Tasks and exercises –
a) Copy the passage about Louisiana Medicaid word for word, between "On cases, he" and "if you’re lucky.", inclusive.
b) Translate this sentence from the passage about Louisiana Medicaid into Spanish: "You have to mail or email documents to the state."
c) According to the passage about Louisiana Medicaid, what is the only confirmation given when documents are emailed to the state?

Text for analysis –
_ _ _
Louisiana is one of the states that has embraced such draconian policies with tragic enthusiasm.  One of our ACORN colleagues has acted as a volunteer and advocate in trying to assist friends and others in applying or continuing to retain benefits.  Recently, he shared a report from the trenches of his efforts which was shocking in manifesting the incompetence and deliberateness of the state in its attack on the rights of eligible recipients.

On cases, he was helping, he shared the following problems and takeaways:

  • The Louisiana Medicaid document upload Captcha proving you are not a bot has been “broken” for months. You have to mail or email documents to the state. When emailed there is no confirmation except that “a ticket has been opened,” and those cases are still pending.
  • There are deliberate design issues that prevent people re-registering. For example, the document upload page is nested back in a menu in the document tab. There is a small font on the home page saying this is where you upload documents, but you have to click the top tab once in there to find the document upload page, if you’re lucky.
_ _ _
(Document understanding data)
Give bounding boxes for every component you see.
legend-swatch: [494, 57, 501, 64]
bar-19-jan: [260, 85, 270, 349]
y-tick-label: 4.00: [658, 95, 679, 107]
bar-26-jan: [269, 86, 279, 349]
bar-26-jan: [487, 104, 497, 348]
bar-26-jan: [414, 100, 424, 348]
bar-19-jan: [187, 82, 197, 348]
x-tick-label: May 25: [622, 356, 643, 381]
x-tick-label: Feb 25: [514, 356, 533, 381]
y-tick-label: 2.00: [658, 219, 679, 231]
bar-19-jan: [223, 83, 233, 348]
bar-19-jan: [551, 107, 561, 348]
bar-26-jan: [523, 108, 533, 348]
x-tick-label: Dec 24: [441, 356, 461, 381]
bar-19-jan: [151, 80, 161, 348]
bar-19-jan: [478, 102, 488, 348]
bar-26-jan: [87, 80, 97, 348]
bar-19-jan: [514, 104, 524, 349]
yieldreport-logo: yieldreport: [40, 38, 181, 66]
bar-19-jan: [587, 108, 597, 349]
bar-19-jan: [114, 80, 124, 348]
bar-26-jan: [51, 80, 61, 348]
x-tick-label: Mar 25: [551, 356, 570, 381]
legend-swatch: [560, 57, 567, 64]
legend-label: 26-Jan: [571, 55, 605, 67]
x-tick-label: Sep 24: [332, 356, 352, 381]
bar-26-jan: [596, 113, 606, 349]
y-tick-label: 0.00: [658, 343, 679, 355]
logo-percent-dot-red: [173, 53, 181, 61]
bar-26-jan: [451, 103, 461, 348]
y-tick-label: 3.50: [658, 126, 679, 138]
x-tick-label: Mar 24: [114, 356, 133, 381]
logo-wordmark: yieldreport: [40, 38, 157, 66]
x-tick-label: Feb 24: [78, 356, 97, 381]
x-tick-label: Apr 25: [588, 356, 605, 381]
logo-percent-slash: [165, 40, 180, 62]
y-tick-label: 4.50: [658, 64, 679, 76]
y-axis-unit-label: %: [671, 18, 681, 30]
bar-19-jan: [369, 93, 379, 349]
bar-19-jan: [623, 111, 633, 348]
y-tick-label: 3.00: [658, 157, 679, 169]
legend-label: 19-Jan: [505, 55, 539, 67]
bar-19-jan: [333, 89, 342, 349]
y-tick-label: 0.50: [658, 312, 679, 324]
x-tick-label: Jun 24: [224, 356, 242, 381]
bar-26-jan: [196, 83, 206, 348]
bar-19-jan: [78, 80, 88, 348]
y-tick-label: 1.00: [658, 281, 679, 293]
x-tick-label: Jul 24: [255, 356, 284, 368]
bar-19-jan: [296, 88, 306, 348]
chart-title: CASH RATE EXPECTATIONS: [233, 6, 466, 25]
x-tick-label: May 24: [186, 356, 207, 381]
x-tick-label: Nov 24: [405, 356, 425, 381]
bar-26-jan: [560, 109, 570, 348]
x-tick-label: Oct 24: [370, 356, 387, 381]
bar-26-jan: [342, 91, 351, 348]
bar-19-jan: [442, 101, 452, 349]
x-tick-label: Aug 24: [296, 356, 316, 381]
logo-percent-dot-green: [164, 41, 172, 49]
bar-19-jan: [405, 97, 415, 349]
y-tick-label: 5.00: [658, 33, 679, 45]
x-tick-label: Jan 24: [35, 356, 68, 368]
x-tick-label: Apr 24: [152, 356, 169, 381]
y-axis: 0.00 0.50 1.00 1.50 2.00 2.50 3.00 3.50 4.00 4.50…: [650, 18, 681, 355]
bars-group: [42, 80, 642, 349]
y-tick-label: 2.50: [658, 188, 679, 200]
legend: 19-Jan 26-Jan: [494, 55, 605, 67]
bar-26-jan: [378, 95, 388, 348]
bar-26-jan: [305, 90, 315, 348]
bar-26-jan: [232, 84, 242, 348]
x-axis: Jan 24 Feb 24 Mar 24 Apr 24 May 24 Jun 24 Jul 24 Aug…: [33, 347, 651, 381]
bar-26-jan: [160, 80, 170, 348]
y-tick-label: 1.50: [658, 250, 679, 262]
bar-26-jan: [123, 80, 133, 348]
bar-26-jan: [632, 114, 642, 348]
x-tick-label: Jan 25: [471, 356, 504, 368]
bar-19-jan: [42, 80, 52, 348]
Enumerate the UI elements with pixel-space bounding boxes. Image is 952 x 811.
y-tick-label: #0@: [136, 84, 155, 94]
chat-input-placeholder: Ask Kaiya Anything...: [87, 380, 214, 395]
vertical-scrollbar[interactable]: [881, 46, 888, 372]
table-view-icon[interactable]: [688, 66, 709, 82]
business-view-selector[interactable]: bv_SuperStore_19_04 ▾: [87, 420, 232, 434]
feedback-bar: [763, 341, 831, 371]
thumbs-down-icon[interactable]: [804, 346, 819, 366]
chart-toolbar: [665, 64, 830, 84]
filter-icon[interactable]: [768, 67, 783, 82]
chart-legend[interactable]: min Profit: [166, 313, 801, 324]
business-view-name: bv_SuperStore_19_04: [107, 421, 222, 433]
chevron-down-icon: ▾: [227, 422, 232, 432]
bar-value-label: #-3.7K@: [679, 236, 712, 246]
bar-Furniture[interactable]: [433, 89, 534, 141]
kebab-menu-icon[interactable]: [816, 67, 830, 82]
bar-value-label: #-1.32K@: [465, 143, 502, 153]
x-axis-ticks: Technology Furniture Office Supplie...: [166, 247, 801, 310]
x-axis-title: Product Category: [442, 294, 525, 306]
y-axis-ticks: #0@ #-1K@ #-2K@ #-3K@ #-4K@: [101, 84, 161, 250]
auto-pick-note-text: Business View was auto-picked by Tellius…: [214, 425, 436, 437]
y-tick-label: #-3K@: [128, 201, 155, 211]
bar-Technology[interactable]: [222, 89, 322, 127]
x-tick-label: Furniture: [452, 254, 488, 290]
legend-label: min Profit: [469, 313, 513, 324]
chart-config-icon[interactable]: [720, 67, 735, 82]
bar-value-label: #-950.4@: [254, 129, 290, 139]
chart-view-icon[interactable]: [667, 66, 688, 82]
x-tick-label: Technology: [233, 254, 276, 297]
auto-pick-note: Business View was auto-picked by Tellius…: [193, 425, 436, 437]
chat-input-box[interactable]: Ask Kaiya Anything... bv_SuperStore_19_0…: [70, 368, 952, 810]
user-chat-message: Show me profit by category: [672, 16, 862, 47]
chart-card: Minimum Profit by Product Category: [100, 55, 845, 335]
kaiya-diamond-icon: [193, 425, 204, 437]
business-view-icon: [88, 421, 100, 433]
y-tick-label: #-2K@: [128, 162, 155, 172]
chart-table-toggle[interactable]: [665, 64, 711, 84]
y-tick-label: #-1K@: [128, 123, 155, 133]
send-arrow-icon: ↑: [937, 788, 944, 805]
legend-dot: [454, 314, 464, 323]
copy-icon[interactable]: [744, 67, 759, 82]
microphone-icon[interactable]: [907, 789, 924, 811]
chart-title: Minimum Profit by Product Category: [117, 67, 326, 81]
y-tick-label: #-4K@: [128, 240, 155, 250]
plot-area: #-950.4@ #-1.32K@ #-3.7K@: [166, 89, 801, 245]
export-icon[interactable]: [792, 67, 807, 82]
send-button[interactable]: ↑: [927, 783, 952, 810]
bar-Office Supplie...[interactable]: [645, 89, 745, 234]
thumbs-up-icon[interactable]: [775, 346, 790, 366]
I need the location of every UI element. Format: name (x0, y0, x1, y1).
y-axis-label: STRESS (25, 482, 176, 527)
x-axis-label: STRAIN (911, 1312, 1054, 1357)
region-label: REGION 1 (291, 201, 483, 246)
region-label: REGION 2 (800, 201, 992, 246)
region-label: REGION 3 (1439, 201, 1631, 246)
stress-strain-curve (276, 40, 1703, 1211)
_ _ _
Answer section –
a)
On cases, he was helping, he shared the following problems and takeaways:

  • The Louisiana Medicaid document upload Captcha proving you are not a bot has been “broken” for months. You have to mail or email documents to the state. When emailed there is no confirmation except that “a ticket has been opened,” and those cases are still pending.
  • There are deliberate design issues that prevent people re-registering. For example, the document upload page is nested back in a menu in the document tab. There is a small font on the home page saying this is where you upload documents, but you have to click the top tab once in there to find the document upload page, if you’re lucky.

b) Hay que enviar los documentos al estado por correo postal o por correo electrónico.

c) Only that "a ticket has been opened."